Em cidades turísticas, parte das celebrações já começou em meio a uma programação iniciada no domingo e que segue até o próximo fim de semana. Famosos também estão entre os anfitriões de grandes festas fechadas. Um evento em que é esperado o jogador Neymar já virou alvo de investigação.
Grande parte dessas festas é para um público de maior poder aquisitivo, com apresentação de artistas e DJs conhecidos e bebida e comida liberadas. Os organizadores divulgam seguir “protocolos” sanitários ou que estão “monitorando” a pandemia, embora publicações de frequentadores nas redes sociais mostrem aglomerações e pessoas sem máscaras.
Alguns dizem exigir resultados recentes de testes de covid-19 – medida criticada por especialistas por permitir uma janela de alguns dias de uma eventual contaminação e pela possibilidade haver falso negativo, dentre outros motivos.
No primeiro dos cinco dias de festas de réveillon nas praias de Pipa e de São Miguel do Gostoso, destinos badalados do Rio Grande do Norte, protocolos sanitários e avisos não foram suficientes para evitar aglomerações e incentivar o uso de máscara. Na contramão de outros locais do Nordeste, decretos das cidades de Tibau do Sul (onde fica Pipa) e São Miguel do Gostoso proíbem eventos públicos ou patrocinados com dinheiro público no fim do ano, mas liberam os particulares se houver apresentação de exame negativo para covid por parte do público, distribuição de máscaras e aferição de temperatura na entrada.
########
## Complete o seguinte
**a)** Edite o texto sobre as festas de réveillon começando em "Em cidades turísticas, parte" e seguindo até "pessoas sem máscaras.", com "festas" substituído por "comemorações".
**b)** Segundo o texto sobre as festas de réveillon, o que os decretos de Tibau do Sul e São Miguel do Gostoso exigem para liberar eventos particulares?
**c)** Prossiga com o texto sobre as festas de réveillon a partir da última frase apresentada.

## Os dados
########
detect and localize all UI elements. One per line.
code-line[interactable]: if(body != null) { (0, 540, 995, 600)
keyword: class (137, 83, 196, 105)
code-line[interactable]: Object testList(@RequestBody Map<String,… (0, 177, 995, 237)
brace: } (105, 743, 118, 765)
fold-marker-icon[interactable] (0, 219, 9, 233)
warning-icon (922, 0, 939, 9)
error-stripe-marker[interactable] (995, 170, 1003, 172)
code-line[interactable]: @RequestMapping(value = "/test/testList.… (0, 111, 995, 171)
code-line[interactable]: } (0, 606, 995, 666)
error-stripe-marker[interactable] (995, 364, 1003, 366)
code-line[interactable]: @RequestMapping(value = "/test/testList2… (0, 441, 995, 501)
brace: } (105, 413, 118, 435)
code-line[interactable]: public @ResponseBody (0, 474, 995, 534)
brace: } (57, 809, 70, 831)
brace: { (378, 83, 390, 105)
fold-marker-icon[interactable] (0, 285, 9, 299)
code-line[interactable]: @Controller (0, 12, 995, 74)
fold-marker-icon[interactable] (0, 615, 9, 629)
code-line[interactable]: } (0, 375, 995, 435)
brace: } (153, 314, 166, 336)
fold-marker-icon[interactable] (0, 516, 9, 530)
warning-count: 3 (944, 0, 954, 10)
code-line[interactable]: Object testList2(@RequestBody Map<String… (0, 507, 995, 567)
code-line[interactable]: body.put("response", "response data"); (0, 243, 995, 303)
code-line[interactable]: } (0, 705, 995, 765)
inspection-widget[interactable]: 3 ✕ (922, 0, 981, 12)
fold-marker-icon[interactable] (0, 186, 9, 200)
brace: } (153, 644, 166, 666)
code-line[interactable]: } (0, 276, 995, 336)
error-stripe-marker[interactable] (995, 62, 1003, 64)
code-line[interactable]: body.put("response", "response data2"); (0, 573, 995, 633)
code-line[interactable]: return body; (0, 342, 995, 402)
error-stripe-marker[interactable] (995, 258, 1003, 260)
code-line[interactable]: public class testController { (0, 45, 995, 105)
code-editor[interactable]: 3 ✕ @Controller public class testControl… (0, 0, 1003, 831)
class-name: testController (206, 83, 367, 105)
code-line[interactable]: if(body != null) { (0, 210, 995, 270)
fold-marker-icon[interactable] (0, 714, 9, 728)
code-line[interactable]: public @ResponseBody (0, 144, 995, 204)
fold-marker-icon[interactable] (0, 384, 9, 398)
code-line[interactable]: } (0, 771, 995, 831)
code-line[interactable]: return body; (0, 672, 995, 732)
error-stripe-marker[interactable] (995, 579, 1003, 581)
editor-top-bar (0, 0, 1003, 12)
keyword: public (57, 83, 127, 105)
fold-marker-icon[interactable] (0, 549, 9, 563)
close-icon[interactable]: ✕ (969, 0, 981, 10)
########
## Respostas por tarefa
**a)**
Em cidades turísticas, parte das celebrações já começou em meio a uma programação iniciada no domingo e que segue até o próximo fim de semana. Famosos também estão entre os anfitriões de grandes comemorações fechadas. Um evento em que é esperado o jogador Neymar já virou alvo de investigação.
Grande parte dessas comemorações é para um público de maior poder aquisitivo, com apresentação de artistas e DJs conhecidos e bebida e comida liberadas. Os organizadores divulgam seguir “protocolos” sanitários ou que estão “monitorando” a pandemia, embora publicações de frequentadores nas redes sociais mostrem aglomerações e pessoas sem máscaras.

**b)** Apresentação de exame negativo para covid por parte do público, distribuição de máscaras e aferição de temperatura na entrada.

**c)**
O Ministério Público pediu a suspensão de festas, mas a Justiça alegou que não poderia intervir em determinações do Executivo, que liberou esse tipo de evento. Em dois meses, o número de internados nas UTIs privadas e públicas potiguares triplicaram, com 256 pacientes na terça-feira, 29. Tibau e São Miguel não têm leitos de terapia intensiva.
O jornal O Estado de S. Paulo não conseguiu contato com as duas prefeituras. O governo potiguar informou ter orientado as cidades a cancelarem todos os eventos do tipo. “Um cancelamento em cima da hora faria essas pessoas circularem livremente pelas ruas das praias, aumentando as aglomerações públicas”, justificou a assessoria do evento Let’s Pipa, que já ocorre na festa de Tibau do Sul.
Na Bahia, o Tribunal de Justiça proibiu no dia 26, a pedido do governo estadual, “shows e festas, públicas ou privadas” em Porto Seguro. Mas um juiz da comarca local, Rogério Barbosa, liberou na segunda-feira festas para até 200 pessoas em quatro estabelecimentos. Para ele, os casos específicos envolviam ambientes controlados.
Em nova reviravolta, a liminar de liberação das festas caiu na terça à noite, após nova decisão do TJ baiano. No Twitter, o governador Rui Costa (PT) havia criticado “o risco à vida das pessoas” por quatro festas.
Na noite de segunda-feira, policiais identificaram nove eventos clandestinos em condomínios e pousadas de luxo nos distritos de Trancoso e Caraíva. Em uma das casas, no Condomínio Alto de Trancoso, onde a diária no período próximo ao réveillon é de R$ 35 mil, policiais acharam ao menos 300 pessoas. O organizador, de Brasília, se recusou a acabar a festa e foi lavrado um auto criminal.
“Parece que a pessoa arrisca porque faz a conta monetária e vê que vale a pena. O público, se via, era A, A, A, classe alta”, falou o tenente-coronel Anacleto França, comandante do 8.º Batalhão da PM de Porto Seguro.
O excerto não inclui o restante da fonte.